═════ DATA IN THIS EXERCISE ═════

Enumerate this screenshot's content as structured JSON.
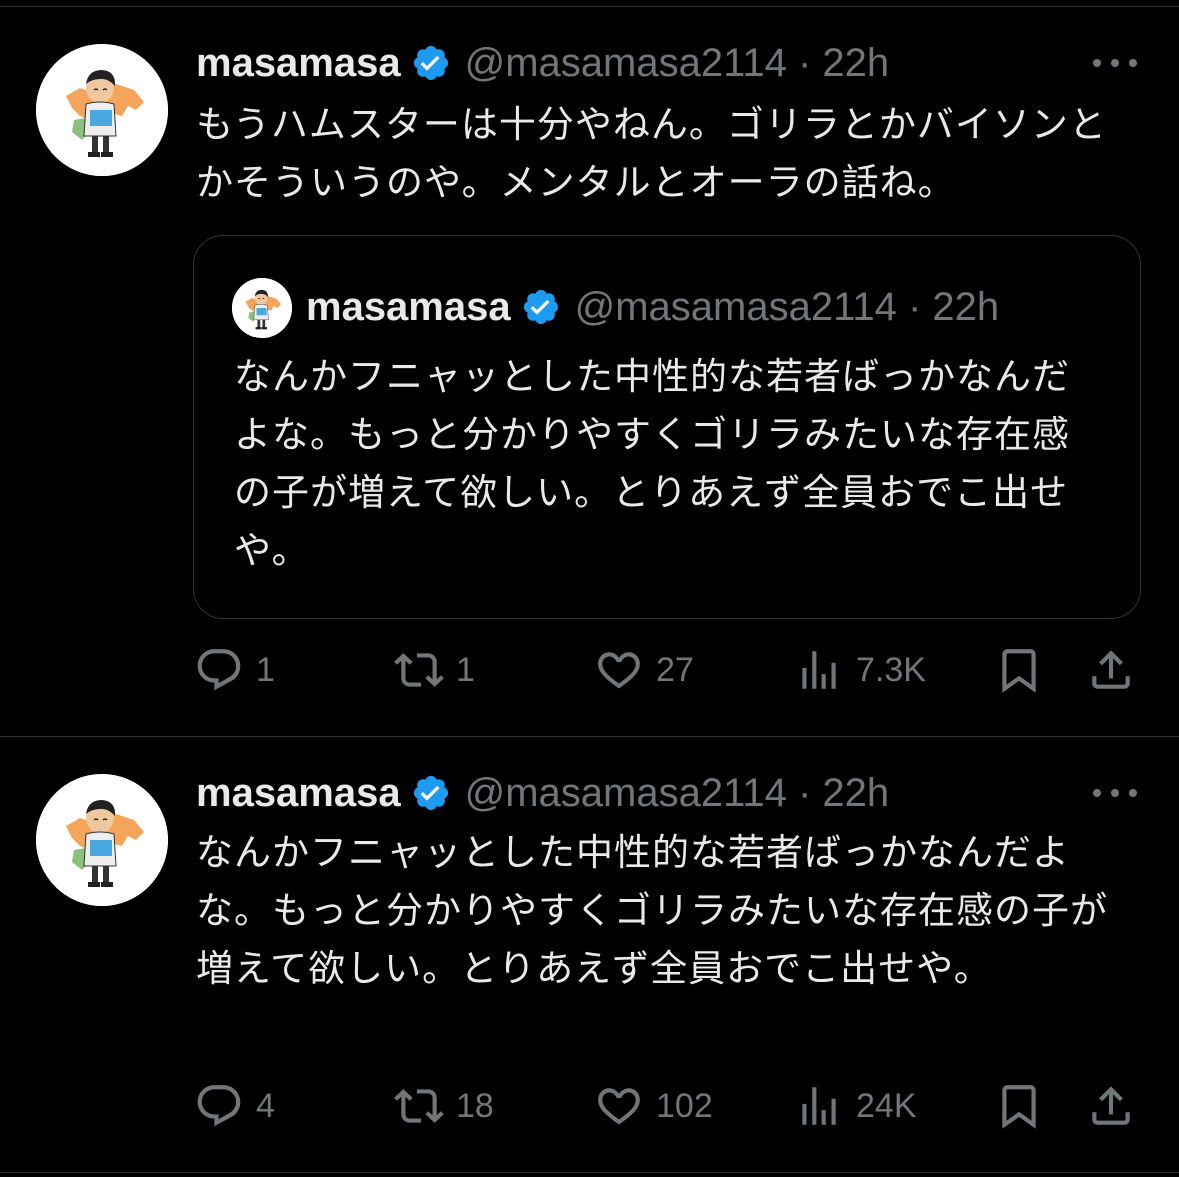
{
  "colors": {
    "background": "#000000",
    "text_primary": "#e7e9ea",
    "text_secondary": "#71767b",
    "verified_blue": "#1d9bf0",
    "border": "#2f3336"
  },
  "tweets": [
    {
      "author_name": "masamasa",
      "verified": true,
      "handle_time": "@masamasa2114 · 22h",
      "text": "もうハムスターは十分やねん。ゴリラとかバイソンとかそういうのや。メンタルとオーラの話ね。",
      "quoted": {
        "author_name": "masamasa",
        "verified": true,
        "handle_time": "@masamasa2114 · 22h",
        "text": "なんかフニャッとした中性的な若者ばっかなんだよな。もっと分かりやすくゴリラみたいな存在感の子が増えて欲しい。とりあえず全員おでこ出せや。"
      },
      "actions": {
        "replies": "1",
        "reposts": "1",
        "likes": "27",
        "views": "7.3K"
      },
      "icons": [
        "reply-icon",
        "repost-icon",
        "like-icon",
        "views-icon",
        "bookmark-icon",
        "share-icon"
      ]
    },
    {
      "author_name": "masamasa",
      "verified": true,
      "handle_time": "@masamasa2114 · 22h",
      "text": "なんかフニャッとした中性的な若者ばっかなんだよな。もっと分かりやすくゴリラみたいな存在感の子が増えて欲しい。とりあえず全員おでこ出せや。",
      "actions": {
        "replies": "4",
        "reposts": "18",
        "likes": "102",
        "views": "24K"
      },
      "icons": [
        "reply-icon",
        "repost-icon",
        "like-icon",
        "views-icon",
        "bookmark-icon",
        "share-icon"
      ]
    }
  ]
}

═════

**WORK TO DO**
Quote the preceding records in their entirety, excluding every picture.

**RESPONSE BELOW**
Enumerate this screenshot's content as structured JSON.
{
  "colors": {
    "background": "#000000",
    "text_primary": "#e7e9ea",
    "text_secondary": "#71767b",
    "verified_blue": "#1d9bf0",
    "border": "#2f3336"
  },
  "tweets": [
    {
      "author_name": "masamasa",
      "verified": true,
      "handle_time": "@masamasa2114 · 22h",
      "text": "もうハムスターは十分やねん。ゴリラとかバイソンとかそういうのや。メンタルとオーラの話ね。",
      "quoted": {
        "author_name": "masamasa",
        "verified": true,
        "handle_time": "@masamasa2114 · 22h",
        "text": "なんかフニャッとした中性的な若者ばっかなんだよな。もっと分かりやすくゴリラみたいな存在感の子が増えて欲しい。とりあえず全員おでこ出せや。"
      },
      "actions": {
        "replies": "1",
        "reposts": "1",
        "likes": "27",
        "views": "7.3K"
      },
      "icons": [
        "reply-icon",
        "repost-icon",
        "like-icon",
        "views-icon",
        "bookmark-icon",
        "share-icon"
      ]
    },
    {
      "author_name": "masamasa",
      "verified": true,
      "handle_time": "@masamasa2114 · 22h",
      "text": "なんかフニャッとした中性的な若者ばっかなんだよな。もっと分かりやすくゴリラみたいな存在感の子が増えて欲しい。とりあえず全員おでこ出せや。",
      "actions": {
        "replies": "4",
        "reposts": "18",
        "likes": "102",
        "views": "24K"
      },
      "icons": [
        "reply-icon",
        "repost-icon",
        "like-icon",
        "views-icon",
        "bookmark-icon",
        "share-icon"
      ]
    }
  ]
}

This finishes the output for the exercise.